* _Exercise description_
Give the data again, word for word.

* _Material provided_
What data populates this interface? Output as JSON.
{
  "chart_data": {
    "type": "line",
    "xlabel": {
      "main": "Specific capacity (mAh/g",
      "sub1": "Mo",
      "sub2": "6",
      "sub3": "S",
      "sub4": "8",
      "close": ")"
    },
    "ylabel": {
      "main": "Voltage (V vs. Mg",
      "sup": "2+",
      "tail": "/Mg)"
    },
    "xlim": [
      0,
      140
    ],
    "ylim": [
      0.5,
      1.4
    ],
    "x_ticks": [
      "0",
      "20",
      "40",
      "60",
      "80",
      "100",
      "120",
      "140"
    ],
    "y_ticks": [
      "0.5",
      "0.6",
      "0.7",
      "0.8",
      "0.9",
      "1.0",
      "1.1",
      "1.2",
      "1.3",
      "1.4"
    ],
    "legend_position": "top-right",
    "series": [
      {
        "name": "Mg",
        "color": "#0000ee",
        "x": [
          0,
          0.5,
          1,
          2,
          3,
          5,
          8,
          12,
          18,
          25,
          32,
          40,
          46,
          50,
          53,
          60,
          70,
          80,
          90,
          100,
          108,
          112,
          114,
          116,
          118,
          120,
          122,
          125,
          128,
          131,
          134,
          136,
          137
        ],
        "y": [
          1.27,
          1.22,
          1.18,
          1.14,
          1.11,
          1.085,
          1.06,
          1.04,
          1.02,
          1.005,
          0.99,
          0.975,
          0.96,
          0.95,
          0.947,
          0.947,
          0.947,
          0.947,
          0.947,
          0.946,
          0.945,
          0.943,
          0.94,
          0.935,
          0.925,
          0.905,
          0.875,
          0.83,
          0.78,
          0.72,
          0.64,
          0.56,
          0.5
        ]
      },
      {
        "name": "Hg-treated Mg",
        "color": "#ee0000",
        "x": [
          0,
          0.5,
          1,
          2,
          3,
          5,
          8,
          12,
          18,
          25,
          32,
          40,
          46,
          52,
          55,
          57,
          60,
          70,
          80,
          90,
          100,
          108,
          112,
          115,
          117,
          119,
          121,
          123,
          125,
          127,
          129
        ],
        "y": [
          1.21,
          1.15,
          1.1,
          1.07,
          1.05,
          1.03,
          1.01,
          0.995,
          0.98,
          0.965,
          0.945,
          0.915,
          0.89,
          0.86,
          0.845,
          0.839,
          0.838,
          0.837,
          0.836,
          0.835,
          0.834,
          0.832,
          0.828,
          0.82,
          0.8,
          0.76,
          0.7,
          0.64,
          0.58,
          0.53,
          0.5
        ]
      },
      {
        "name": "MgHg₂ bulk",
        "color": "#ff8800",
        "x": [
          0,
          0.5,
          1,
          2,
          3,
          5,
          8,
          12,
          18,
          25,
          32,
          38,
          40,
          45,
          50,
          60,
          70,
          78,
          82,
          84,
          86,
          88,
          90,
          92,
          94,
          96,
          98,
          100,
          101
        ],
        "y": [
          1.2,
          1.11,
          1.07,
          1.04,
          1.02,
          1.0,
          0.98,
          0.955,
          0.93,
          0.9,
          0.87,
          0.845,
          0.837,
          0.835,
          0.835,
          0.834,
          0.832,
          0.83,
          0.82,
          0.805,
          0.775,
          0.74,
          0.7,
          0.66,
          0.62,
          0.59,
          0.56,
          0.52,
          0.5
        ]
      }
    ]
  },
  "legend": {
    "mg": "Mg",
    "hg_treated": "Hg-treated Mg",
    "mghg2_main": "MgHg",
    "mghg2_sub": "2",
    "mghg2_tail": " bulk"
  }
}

* _Exercise output_
What data populates this interface? Output as JSON.
{
  "chart_data": {
    "type": "line",
    "xlabel": {
      "main": "Specific capacity (mAh/g",
      "sub1": "Mo",
      "sub2": "6",
      "sub3": "S",
      "sub4": "8",
      "close": ")"
    },
    "ylabel": {
      "main": "Voltage (V vs. Mg",
      "sup": "2+",
      "tail": "/Mg)"
    },
    "xlim": [
      0,
      140
    ],
    "ylim": [
      0.5,
      1.4
    ],
    "x_ticks": [
      "0",
      "20",
      "40",
      "60",
      "80",
      "100",
      "120",
      "140"
    ],
    "y_ticks": [
      "0.5",
      "0.6",
      "0.7",
      "0.8",
      "0.9",
      "1.0",
      "1.1",
      "1.2",
      "1.3",
      "1.4"
    ],
    "legend_position": "top-right",
    "series": [
      {
        "name": "Mg",
        "color": "#0000ee",
        "x": [
          0,
          0.5,
          1,
          2,
          3,
          5,
          8,
          12,
          18,
          25,
          32,
          40,
          46,
          50,
          53,
          60,
          70,
          80,
          90,
          100,
          108,
          112,
          114,
          116,
          118,
          120,
          122,
          125,
          128,
          131,
          134,
          136,
          137
        ],
        "y": [
          1.27,
          1.22,
          1.18,
          1.14,
          1.11,
          1.085,
          1.06,
          1.04,
          1.02,
          1.005,
          0.99,
          0.975,
          0.96,
          0.95,
          0.947,
          0.947,
          0.947,
          0.947,
          0.947,
          0.946,
          0.945,
          0.943,
          0.94,
          0.935,
          0.925,
          0.905,
          0.875,
          0.83,
          0.78,
          0.72,
          0.64,
          0.56,
          0.5
        ]
      },
      {
        "name": "Hg-treated Mg",
        "color": "#ee0000",
        "x": [
          0,
          0.5,
          1,
          2,
          3,
          5,
          8,
          12,
          18,
          25,
          32,
          40,
          46,
          52,
          55,
          57,
          60,
          70,
          80,
          90,
          100,
          108,
          112,
          115,
          117,
          119,
          121,
          123,
          125,
          127,
          129
        ],
        "y": [
          1.21,
          1.15,
          1.1,
          1.07,
          1.05,
          1.03,
          1.01,
          0.995,
          0.98,
          0.965,
          0.945,
          0.915,
          0.89,
          0.86,
          0.845,
          0.839,
          0.838,
          0.837,
          0.836,
          0.835,
          0.834,
          0.832,
          0.828,
          0.82,
          0.8,
          0.76,
          0.7,
          0.64,
          0.58,
          0.53,
          0.5
        ]
      },
      {
        "name": "MgHg₂ bulk",
        "color": "#ff8800",
        "x": [
          0,
          0.5,
          1,
          2,
          3,
          5,
          8,
          12,
          18,
          25,
          32,
          38,
          40,
          45,
          50,
          60,
          70,
          78,
          82,
          84,
          86,
          88,
          90,
          92,
          94,
          96,
          98,
          100,
          101
        ],
        "y": [
          1.2,
          1.11,
          1.07,
          1.04,
          1.02,
          1.0,
          0.98,
          0.955,
          0.93,
          0.9,
          0.87,
          0.845,
          0.837,
          0.835,
          0.835,
          0.834,
          0.832,
          0.83,
          0.82,
          0.805,
          0.775,
          0.74,
          0.7,
          0.66,
          0.62,
          0.59,
          0.56,
          0.52,
          0.5
        ]
      }
    ]
  },
  "legend": {
    "mg": "Mg",
    "hg_treated": "Hg-treated Mg",
    "mghg2_main": "MgHg",
    "mghg2_sub": "2",
    "mghg2_tail": " bulk"
  }
}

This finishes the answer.